## What this task involves:
Could you copy out every line of the records below word for word, keeping each character, number and bracket unchanged?

=== Information shown ===

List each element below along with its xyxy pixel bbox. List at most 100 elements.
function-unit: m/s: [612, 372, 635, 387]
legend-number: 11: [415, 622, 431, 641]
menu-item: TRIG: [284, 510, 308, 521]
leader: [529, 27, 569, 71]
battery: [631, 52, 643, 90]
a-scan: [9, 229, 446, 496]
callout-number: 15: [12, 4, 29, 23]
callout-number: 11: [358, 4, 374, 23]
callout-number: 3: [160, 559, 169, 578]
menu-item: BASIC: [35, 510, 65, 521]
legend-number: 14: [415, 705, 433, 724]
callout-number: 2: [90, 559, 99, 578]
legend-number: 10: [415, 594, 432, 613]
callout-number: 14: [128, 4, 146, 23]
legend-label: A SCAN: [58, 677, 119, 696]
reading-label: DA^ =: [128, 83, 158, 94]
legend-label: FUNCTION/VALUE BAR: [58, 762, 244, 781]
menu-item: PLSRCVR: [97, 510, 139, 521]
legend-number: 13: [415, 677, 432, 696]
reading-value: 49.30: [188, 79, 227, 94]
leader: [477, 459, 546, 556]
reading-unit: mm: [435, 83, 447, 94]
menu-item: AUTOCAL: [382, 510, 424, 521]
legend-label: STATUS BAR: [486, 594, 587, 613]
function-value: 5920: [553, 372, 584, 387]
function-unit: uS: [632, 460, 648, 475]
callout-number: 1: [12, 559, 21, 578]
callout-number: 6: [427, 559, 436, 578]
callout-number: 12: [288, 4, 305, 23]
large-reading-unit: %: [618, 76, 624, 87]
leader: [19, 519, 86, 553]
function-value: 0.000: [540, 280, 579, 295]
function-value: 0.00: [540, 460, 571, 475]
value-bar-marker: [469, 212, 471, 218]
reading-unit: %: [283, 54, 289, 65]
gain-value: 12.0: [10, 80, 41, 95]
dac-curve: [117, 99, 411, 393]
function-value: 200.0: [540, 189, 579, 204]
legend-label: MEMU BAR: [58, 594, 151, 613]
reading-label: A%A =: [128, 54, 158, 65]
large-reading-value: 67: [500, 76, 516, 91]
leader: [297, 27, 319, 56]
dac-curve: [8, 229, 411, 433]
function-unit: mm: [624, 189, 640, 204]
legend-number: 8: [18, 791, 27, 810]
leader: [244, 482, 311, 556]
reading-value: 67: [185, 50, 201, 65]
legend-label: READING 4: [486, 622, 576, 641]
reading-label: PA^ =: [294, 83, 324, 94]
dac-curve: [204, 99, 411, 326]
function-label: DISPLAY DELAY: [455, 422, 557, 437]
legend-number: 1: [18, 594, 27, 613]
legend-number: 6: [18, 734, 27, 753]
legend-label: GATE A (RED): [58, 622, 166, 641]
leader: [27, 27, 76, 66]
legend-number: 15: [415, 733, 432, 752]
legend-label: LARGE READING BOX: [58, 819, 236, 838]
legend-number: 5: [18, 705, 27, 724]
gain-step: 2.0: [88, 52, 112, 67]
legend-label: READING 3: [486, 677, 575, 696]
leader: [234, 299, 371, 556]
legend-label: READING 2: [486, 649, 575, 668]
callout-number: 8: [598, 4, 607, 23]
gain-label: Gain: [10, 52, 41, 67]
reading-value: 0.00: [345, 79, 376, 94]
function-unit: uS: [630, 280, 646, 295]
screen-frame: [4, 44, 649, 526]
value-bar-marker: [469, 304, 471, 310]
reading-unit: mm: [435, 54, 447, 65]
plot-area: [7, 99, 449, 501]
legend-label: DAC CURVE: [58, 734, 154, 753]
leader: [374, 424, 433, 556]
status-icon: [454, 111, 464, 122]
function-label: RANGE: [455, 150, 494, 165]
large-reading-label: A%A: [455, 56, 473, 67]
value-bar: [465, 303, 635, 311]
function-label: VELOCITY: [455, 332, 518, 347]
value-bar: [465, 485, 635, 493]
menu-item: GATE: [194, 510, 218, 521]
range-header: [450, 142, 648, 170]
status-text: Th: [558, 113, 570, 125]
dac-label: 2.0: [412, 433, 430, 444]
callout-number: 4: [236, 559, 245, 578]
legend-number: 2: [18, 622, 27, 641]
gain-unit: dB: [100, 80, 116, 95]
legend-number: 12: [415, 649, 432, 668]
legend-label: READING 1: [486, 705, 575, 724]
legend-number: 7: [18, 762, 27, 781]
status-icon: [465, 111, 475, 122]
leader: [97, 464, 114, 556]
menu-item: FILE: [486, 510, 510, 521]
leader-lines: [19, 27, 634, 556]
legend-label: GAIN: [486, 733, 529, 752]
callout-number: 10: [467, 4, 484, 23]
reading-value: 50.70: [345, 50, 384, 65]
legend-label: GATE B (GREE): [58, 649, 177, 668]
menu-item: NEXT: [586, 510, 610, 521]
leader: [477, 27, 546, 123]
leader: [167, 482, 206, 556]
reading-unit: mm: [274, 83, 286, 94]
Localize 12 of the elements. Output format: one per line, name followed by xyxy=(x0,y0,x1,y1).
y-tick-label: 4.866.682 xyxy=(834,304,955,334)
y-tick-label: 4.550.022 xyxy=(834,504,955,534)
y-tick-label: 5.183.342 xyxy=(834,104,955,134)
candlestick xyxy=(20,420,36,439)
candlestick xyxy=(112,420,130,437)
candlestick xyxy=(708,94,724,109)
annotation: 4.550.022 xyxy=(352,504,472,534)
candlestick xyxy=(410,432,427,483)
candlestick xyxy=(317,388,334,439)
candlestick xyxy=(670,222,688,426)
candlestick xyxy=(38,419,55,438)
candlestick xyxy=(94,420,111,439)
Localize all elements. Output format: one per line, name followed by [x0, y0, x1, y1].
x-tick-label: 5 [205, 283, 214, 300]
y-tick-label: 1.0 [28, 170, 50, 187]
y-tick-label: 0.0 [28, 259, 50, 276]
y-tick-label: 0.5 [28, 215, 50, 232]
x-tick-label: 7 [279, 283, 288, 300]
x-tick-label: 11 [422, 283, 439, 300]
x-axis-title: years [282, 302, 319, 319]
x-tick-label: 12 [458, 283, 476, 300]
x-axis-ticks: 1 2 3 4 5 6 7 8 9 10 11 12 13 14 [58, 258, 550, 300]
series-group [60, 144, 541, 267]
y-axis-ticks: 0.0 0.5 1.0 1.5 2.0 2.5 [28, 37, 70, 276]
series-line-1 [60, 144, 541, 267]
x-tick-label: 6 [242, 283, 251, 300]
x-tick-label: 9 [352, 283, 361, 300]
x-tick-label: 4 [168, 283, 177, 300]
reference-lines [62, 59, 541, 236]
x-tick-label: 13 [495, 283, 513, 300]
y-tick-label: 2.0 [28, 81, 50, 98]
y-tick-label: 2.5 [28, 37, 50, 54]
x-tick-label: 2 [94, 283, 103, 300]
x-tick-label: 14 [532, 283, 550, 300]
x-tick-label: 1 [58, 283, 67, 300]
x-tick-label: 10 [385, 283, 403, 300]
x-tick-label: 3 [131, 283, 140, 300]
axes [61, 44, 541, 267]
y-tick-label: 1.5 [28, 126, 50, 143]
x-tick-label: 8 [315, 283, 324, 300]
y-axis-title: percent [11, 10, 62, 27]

===

## Task output:
List each element below along with its xyxy pixel bbox. List at most 100 elements.
function-unit: m/s: [612, 372, 635, 387]
legend-number: 11: [415, 622, 431, 641]
menu-item: TRIG: [284, 510, 308, 521]
leader: [529, 27, 569, 71]
battery: [631, 52, 643, 90]
a-scan: [9, 229, 446, 496]
callout-number: 15: [12, 4, 29, 23]
callout-number: 11: [358, 4, 374, 23]
callout-number: 3: [160, 559, 169, 578]
menu-item: BASIC: [35, 510, 65, 521]
legend-number: 14: [415, 705, 433, 724]
callout-number: 2: [90, 559, 99, 578]
legend-number: 10: [415, 594, 432, 613]
callout-number: 14: [128, 4, 146, 23]
legend-label: A SCAN: [58, 677, 119, 696]
reading-label: DA^ =: [128, 83, 158, 94]
legend-label: FUNCTION/VALUE BAR: [58, 762, 244, 781]
menu-item: PLSRCVR: [97, 510, 139, 521]
legend-number: 13: [415, 677, 432, 696]
reading-value: 49.30: [188, 79, 227, 94]
leader: [477, 459, 546, 556]
reading-unit: mm: [435, 83, 447, 94]
menu-item: AUTOCAL: [382, 510, 424, 521]
legend-label: STATUS BAR: [486, 594, 587, 613]
function-value: 5920: [553, 372, 584, 387]
function-unit: uS: [632, 460, 648, 475]
callout-number: 1: [12, 559, 21, 578]
callout-number: 6: [427, 559, 436, 578]
callout-number: 12: [288, 4, 305, 23]
large-reading-unit: %: [618, 76, 624, 87]
leader: [19, 519, 86, 553]
function-value: 0.000: [540, 280, 579, 295]
function-value: 0.00: [540, 460, 571, 475]
value-bar-marker: [469, 212, 471, 218]
reading-unit: %: [283, 54, 289, 65]
gain-value: 12.0: [10, 80, 41, 95]
dac-curve: [117, 99, 411, 393]
function-value: 200.0: [540, 189, 579, 204]
legend-label: MEMU BAR: [58, 594, 151, 613]
reading-label: A%A =: [128, 54, 158, 65]
large-reading-value: 67: [500, 76, 516, 91]
leader: [297, 27, 319, 56]
dac-curve: [8, 229, 411, 433]
function-unit: mm: [624, 189, 640, 204]
legend-number: 8: [18, 791, 27, 810]
leader: [244, 482, 311, 556]
reading-value: 67: [185, 50, 201, 65]
legend-label: READING 4: [486, 622, 576, 641]
reading-label: PA^ =: [294, 83, 324, 94]
dac-curve: [204, 99, 411, 326]
function-label: DISPLAY DELAY: [455, 422, 557, 437]
legend-number: 1: [18, 594, 27, 613]
legend-number: 6: [18, 734, 27, 753]
legend-label: GATE A (RED): [58, 622, 166, 641]
leader: [27, 27, 76, 66]
legend-number: 15: [415, 733, 432, 752]
legend-label: LARGE READING BOX: [58, 819, 236, 838]
legend-number: 5: [18, 705, 27, 724]
gain-step: 2.0: [88, 52, 112, 67]
legend-label: READING 3: [486, 677, 575, 696]
leader: [234, 299, 371, 556]
legend-label: READING 2: [486, 649, 575, 668]
callout-number: 8: [598, 4, 607, 23]
gain-label: Gain: [10, 52, 41, 67]
reading-value: 0.00: [345, 79, 376, 94]
function-unit: uS: [630, 280, 646, 295]
screen-frame: [4, 44, 649, 526]
value-bar-marker: [469, 304, 471, 310]
reading-unit: mm: [435, 54, 447, 65]
plot-area: [7, 99, 449, 501]
legend-label: DAC CURVE: [58, 734, 154, 753]
leader: [374, 424, 433, 556]
status-icon: [454, 111, 464, 122]
function-label: RANGE: [455, 150, 494, 165]
large-reading-label: A%A: [455, 56, 473, 67]
value-bar: [465, 303, 635, 311]
function-label: VELOCITY: [455, 332, 518, 347]
value-bar: [465, 485, 635, 493]
menu-item: GATE: [194, 510, 218, 521]
range-header: [450, 142, 648, 170]
status-text: Th: [558, 113, 570, 125]
dac-label: 2.0: [412, 433, 430, 444]
callout-number: 4: [236, 559, 245, 578]
legend-number: 2: [18, 622, 27, 641]
gain-unit: dB: [100, 80, 116, 95]
legend-number: 12: [415, 649, 432, 668]
legend-label: READING 1: [486, 705, 575, 724]
legend-number: 7: [18, 762, 27, 781]
status-icon: [465, 111, 475, 122]
leader: [97, 464, 114, 556]
menu-item: FILE: [486, 510, 510, 521]
leader-lines: [19, 27, 634, 556]
legend-label: GAIN: [486, 733, 529, 752]
callout-number: 10: [467, 4, 484, 23]
reading-value: 50.70: [345, 50, 384, 65]
legend-label: GATE B (GREE): [58, 649, 177, 668]
menu-item: NEXT: [586, 510, 610, 521]
leader: [477, 27, 546, 123]
leader: [167, 482, 206, 556]
reading-unit: mm: [274, 83, 286, 94]
Localize 12 of the elements. Output format: one per line, name followed by xyxy=(x0,y0,x1,y1).
y-tick-label: 4.866.682 xyxy=(834,304,955,334)
y-tick-label: 4.550.022 xyxy=(834,504,955,534)
y-tick-label: 5.183.342 xyxy=(834,104,955,134)
candlestick xyxy=(20,420,36,439)
candlestick xyxy=(112,420,130,437)
candlestick xyxy=(708,94,724,109)
annotation: 4.550.022 xyxy=(352,504,472,534)
candlestick xyxy=(410,432,427,483)
candlestick xyxy=(317,388,334,439)
candlestick xyxy=(670,222,688,426)
candlestick xyxy=(38,419,55,438)
candlestick xyxy=(94,420,111,439)
Localize all elements. Output format: one per line, name followed by [x0, y0, x1, y1].
x-tick-label: 5 [205, 283, 214, 300]
y-tick-label: 1.0 [28, 170, 50, 187]
y-tick-label: 0.0 [28, 259, 50, 276]
y-tick-label: 0.5 [28, 215, 50, 232]
x-tick-label: 7 [279, 283, 288, 300]
x-tick-label: 11 [422, 283, 439, 300]
x-axis-title: years [282, 302, 319, 319]
x-tick-label: 12 [458, 283, 476, 300]
x-axis-ticks: 1 2 3 4 5 6 7 8 9 10 11 12 13 14 [58, 258, 550, 300]
series-group [60, 144, 541, 267]
y-axis-ticks: 0.0 0.5 1.0 1.5 2.0 2.5 [28, 37, 70, 276]
series-line-1 [60, 144, 541, 267]
x-tick-label: 6 [242, 283, 251, 300]
x-tick-label: 9 [352, 283, 361, 300]
x-tick-label: 4 [168, 283, 177, 300]
reference-lines [62, 59, 541, 236]
x-tick-label: 13 [495, 283, 513, 300]
y-tick-label: 2.0 [28, 81, 50, 98]
y-tick-label: 2.5 [28, 37, 50, 54]
x-tick-label: 2 [94, 283, 103, 300]
x-tick-label: 14 [532, 283, 550, 300]
x-tick-label: 1 [58, 283, 67, 300]
x-tick-label: 10 [385, 283, 403, 300]
x-tick-label: 3 [131, 283, 140, 300]
axes [61, 44, 541, 267]
y-tick-label: 1.5 [28, 126, 50, 143]
x-tick-label: 8 [315, 283, 324, 300]
y-axis-title: percent [11, 10, 62, 27]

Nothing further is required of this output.